■ WHAT TO PRODUCE ■
List each line of the data that holds the word "лодок".
Begin SUPPLIED RECORDS
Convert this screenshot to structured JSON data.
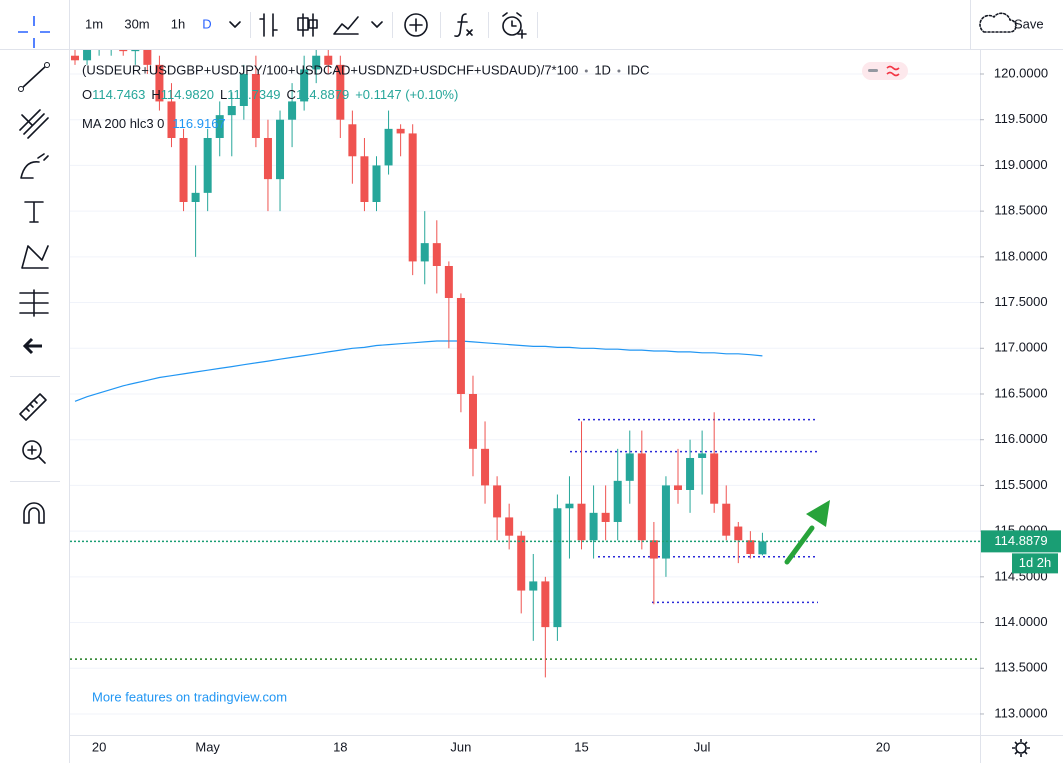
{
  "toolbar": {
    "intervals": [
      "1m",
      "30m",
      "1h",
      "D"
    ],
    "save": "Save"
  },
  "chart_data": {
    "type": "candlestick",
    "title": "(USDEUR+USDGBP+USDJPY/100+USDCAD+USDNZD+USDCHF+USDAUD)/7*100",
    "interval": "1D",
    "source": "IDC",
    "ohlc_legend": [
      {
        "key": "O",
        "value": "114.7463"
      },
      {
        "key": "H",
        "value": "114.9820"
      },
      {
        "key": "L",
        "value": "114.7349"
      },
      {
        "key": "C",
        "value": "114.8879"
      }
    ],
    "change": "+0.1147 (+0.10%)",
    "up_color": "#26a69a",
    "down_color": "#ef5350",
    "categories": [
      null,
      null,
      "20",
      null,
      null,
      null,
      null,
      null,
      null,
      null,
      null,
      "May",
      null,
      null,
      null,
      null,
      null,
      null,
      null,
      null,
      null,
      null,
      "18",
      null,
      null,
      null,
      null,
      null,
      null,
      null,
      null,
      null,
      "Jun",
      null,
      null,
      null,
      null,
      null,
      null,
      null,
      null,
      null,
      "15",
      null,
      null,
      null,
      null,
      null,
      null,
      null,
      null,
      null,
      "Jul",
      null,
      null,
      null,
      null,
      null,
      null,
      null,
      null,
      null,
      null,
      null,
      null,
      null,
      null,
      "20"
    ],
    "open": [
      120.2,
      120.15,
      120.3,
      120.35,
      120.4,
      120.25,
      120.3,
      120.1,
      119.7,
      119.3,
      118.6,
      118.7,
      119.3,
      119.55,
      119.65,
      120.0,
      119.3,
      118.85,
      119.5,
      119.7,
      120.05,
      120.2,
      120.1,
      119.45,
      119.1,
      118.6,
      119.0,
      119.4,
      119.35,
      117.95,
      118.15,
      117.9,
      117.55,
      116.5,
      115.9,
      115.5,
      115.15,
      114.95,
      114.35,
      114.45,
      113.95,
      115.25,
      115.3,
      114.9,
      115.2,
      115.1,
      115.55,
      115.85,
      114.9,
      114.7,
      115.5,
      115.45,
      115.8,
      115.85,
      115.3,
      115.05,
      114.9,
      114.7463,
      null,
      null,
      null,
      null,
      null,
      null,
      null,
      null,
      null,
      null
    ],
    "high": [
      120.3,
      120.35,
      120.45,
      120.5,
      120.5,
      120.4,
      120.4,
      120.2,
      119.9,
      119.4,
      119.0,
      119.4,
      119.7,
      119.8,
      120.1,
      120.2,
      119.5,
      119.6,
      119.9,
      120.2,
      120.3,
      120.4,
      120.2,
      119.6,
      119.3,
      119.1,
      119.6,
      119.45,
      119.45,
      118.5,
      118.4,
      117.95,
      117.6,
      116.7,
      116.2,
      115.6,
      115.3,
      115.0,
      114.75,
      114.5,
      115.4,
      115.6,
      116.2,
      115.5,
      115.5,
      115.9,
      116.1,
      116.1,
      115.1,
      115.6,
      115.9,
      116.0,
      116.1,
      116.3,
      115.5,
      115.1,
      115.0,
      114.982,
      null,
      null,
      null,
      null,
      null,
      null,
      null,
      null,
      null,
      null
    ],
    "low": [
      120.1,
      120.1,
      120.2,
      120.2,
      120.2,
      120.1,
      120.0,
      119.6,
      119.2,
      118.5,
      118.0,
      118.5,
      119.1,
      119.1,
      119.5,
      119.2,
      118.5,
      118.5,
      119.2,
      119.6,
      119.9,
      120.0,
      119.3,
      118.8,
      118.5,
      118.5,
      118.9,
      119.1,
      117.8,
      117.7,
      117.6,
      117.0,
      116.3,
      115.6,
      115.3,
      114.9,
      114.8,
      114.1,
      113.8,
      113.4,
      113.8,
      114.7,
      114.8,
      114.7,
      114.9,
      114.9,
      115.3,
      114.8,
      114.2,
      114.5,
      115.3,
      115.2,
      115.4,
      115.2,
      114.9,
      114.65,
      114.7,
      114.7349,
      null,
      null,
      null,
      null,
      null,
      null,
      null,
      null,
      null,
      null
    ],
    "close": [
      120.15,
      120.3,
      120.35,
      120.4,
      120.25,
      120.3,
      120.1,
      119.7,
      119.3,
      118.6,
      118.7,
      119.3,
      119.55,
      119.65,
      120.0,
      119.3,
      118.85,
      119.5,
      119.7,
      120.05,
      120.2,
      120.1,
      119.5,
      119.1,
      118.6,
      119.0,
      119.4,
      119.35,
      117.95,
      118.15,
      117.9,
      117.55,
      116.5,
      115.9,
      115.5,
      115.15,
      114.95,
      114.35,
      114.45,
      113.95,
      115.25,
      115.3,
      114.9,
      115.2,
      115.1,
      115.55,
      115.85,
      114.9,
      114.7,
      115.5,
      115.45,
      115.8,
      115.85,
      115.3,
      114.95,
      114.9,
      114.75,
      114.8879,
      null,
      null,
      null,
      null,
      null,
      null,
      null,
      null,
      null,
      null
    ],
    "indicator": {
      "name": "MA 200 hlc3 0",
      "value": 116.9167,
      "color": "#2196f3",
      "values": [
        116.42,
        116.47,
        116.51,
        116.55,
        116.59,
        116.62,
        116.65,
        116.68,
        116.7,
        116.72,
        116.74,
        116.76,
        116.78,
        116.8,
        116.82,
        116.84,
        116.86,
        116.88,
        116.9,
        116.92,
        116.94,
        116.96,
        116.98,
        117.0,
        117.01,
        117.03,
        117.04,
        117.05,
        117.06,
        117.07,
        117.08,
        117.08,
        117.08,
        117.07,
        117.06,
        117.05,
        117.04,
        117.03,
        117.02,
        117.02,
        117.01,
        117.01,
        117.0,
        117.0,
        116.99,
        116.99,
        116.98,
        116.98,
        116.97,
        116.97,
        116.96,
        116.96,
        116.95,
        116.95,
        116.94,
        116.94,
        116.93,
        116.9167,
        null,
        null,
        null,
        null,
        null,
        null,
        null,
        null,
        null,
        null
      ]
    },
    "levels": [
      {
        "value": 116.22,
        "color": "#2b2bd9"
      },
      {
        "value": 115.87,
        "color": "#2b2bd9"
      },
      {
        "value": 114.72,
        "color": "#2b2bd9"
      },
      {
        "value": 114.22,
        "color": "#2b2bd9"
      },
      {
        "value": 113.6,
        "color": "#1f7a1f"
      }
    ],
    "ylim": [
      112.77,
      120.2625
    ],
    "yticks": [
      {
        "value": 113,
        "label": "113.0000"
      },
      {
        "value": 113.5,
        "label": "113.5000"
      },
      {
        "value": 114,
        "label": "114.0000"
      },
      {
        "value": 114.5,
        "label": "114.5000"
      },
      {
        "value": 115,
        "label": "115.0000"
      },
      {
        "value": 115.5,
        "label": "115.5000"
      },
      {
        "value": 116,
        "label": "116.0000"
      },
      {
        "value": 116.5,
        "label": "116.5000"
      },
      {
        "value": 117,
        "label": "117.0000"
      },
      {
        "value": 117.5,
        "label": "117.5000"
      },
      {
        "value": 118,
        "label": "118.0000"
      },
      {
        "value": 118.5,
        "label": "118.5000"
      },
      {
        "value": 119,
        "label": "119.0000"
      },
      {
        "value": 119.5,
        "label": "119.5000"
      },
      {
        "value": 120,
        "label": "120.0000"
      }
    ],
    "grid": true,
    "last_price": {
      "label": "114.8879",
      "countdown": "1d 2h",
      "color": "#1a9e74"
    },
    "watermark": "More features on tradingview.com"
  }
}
End SUPPLIED RECORDS
Begin SUPPLIED RECORDS
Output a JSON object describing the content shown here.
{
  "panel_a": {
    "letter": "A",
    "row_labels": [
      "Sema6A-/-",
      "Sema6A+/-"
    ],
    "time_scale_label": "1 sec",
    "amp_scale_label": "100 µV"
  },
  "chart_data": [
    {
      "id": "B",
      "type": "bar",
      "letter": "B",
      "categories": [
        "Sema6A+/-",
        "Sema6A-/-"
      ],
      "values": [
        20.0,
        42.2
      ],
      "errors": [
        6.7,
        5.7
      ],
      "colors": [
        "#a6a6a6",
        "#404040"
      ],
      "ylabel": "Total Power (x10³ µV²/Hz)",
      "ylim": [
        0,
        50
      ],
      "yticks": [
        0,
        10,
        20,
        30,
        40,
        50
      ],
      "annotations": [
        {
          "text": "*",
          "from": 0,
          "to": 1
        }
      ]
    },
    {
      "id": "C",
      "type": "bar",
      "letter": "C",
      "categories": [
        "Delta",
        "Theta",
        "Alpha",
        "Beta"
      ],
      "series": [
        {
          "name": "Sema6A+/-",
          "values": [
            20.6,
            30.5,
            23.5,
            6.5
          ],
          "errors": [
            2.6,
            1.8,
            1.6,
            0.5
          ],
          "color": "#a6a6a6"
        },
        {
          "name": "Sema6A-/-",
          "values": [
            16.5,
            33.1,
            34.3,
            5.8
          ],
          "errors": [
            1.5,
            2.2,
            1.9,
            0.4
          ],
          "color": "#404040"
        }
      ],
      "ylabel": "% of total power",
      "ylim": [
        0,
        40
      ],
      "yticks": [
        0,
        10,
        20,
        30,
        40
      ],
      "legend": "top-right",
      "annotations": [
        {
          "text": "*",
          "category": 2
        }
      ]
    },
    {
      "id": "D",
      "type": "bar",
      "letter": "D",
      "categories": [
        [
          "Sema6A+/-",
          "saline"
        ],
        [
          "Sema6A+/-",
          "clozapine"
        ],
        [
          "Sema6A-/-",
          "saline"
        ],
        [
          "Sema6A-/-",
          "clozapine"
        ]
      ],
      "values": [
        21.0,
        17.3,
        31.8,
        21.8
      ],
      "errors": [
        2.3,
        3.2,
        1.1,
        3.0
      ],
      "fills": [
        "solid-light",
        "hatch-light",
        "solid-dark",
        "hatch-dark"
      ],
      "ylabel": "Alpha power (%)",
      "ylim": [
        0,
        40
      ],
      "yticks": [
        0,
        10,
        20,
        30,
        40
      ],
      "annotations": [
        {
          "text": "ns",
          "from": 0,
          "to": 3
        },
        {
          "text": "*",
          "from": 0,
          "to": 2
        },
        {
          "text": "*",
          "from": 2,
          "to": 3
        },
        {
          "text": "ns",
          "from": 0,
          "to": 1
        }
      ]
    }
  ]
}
End SUPPLIED RECORDS
Begin SUPPLIED RECORDS
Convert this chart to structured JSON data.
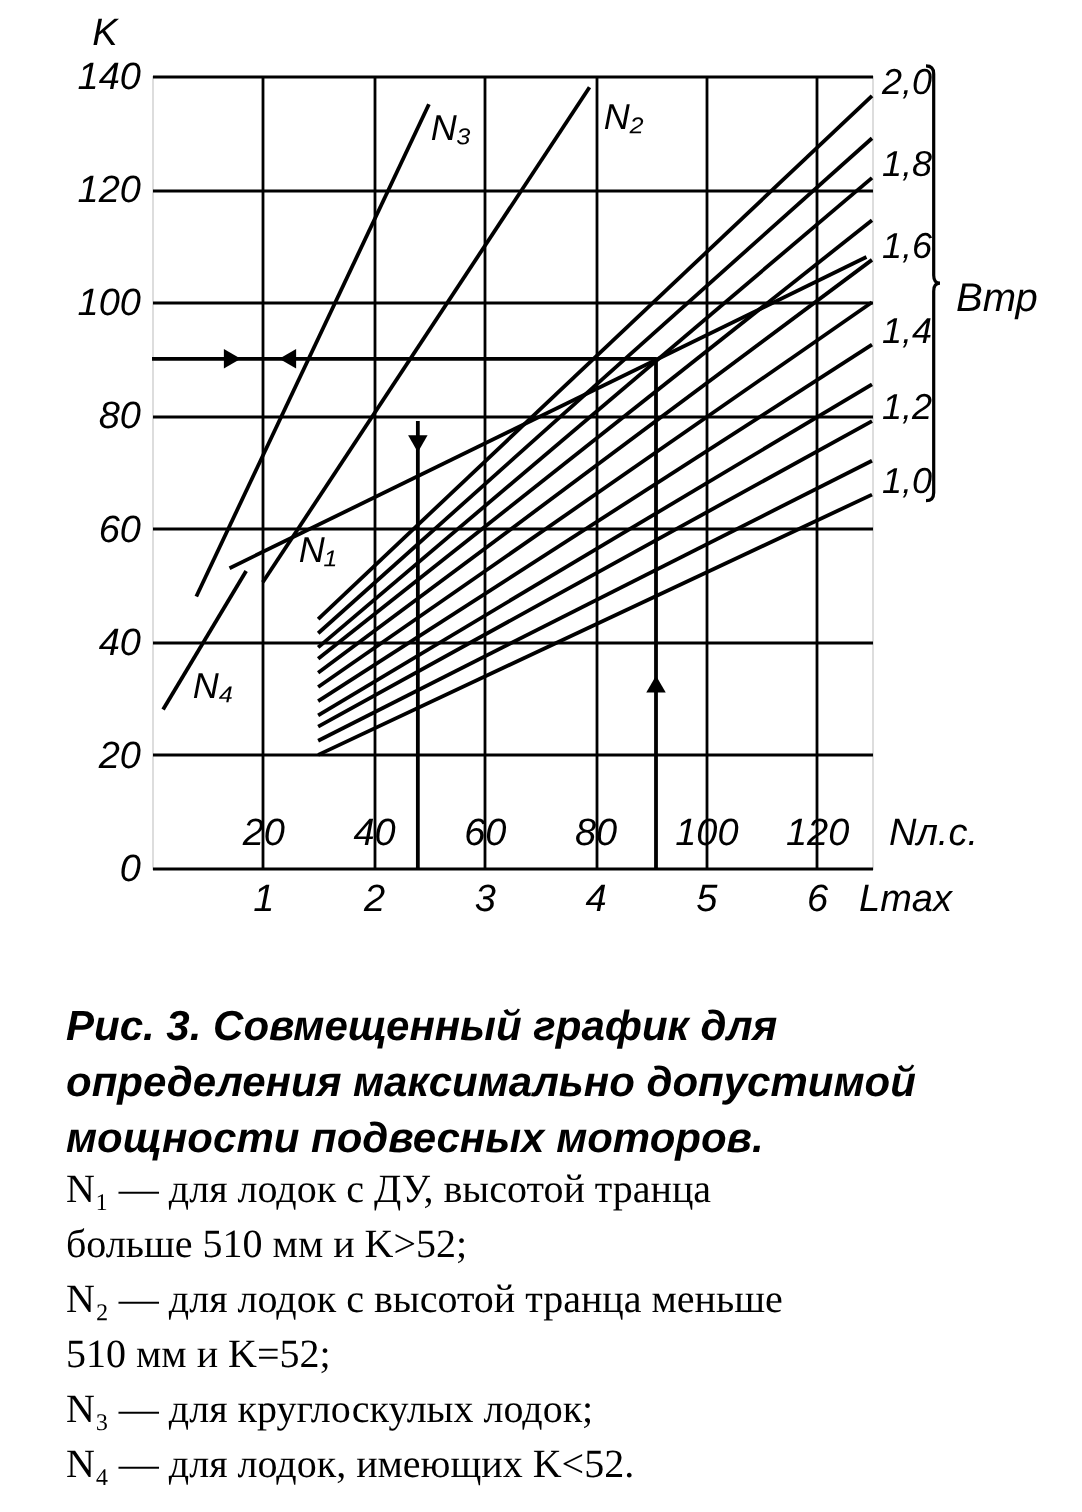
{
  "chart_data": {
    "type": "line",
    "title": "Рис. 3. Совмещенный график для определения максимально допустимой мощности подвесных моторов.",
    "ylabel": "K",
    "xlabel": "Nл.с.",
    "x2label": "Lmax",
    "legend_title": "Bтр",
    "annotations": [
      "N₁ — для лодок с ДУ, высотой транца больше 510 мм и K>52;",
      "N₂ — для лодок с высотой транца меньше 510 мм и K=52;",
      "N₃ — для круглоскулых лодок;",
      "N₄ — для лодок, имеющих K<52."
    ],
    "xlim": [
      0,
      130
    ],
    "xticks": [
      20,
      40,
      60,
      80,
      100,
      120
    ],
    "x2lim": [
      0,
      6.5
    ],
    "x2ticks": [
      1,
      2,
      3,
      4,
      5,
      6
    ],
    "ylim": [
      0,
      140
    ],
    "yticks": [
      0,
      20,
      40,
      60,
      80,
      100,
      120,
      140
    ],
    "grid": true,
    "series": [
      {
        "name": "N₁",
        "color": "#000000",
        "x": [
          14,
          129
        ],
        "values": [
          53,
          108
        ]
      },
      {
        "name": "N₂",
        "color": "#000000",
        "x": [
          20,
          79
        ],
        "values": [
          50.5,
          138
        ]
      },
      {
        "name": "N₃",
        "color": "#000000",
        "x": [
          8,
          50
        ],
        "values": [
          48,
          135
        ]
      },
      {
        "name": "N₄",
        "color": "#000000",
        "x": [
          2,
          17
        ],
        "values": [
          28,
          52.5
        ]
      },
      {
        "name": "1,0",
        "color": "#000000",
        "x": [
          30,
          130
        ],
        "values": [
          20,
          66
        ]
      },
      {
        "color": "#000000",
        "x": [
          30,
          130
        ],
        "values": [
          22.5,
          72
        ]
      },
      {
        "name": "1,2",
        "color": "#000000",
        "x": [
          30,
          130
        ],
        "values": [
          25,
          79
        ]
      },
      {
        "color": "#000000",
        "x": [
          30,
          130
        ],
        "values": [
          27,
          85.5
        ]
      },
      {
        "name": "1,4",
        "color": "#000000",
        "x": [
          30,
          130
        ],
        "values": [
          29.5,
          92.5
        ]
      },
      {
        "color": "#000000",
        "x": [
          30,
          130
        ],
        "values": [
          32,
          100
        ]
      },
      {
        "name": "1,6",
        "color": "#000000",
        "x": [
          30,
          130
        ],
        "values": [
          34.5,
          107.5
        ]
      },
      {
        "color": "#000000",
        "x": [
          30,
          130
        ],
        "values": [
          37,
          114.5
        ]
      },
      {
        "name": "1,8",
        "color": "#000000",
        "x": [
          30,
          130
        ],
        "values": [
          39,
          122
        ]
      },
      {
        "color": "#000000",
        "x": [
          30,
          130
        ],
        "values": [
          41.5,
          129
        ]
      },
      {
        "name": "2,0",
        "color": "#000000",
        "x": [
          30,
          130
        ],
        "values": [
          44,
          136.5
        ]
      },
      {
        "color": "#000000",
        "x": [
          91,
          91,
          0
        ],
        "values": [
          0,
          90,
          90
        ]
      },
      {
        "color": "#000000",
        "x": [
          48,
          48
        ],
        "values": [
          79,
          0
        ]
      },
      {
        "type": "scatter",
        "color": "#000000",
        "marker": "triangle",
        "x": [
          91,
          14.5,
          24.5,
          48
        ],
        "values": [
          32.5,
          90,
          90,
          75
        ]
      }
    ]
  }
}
End SUPPLIED RECORDS
■ COMPLETE OUTPUT ■
      "N₁ — для лодок с ДУ, высотой транца больше 510 мм и K>52;",
      "N₂ — для лодок с высотой транца меньше 510 мм и K=52;",
      "N₃ — для круглоскулых лодок;",
      "N₄ — для лодок, имеющих K<52."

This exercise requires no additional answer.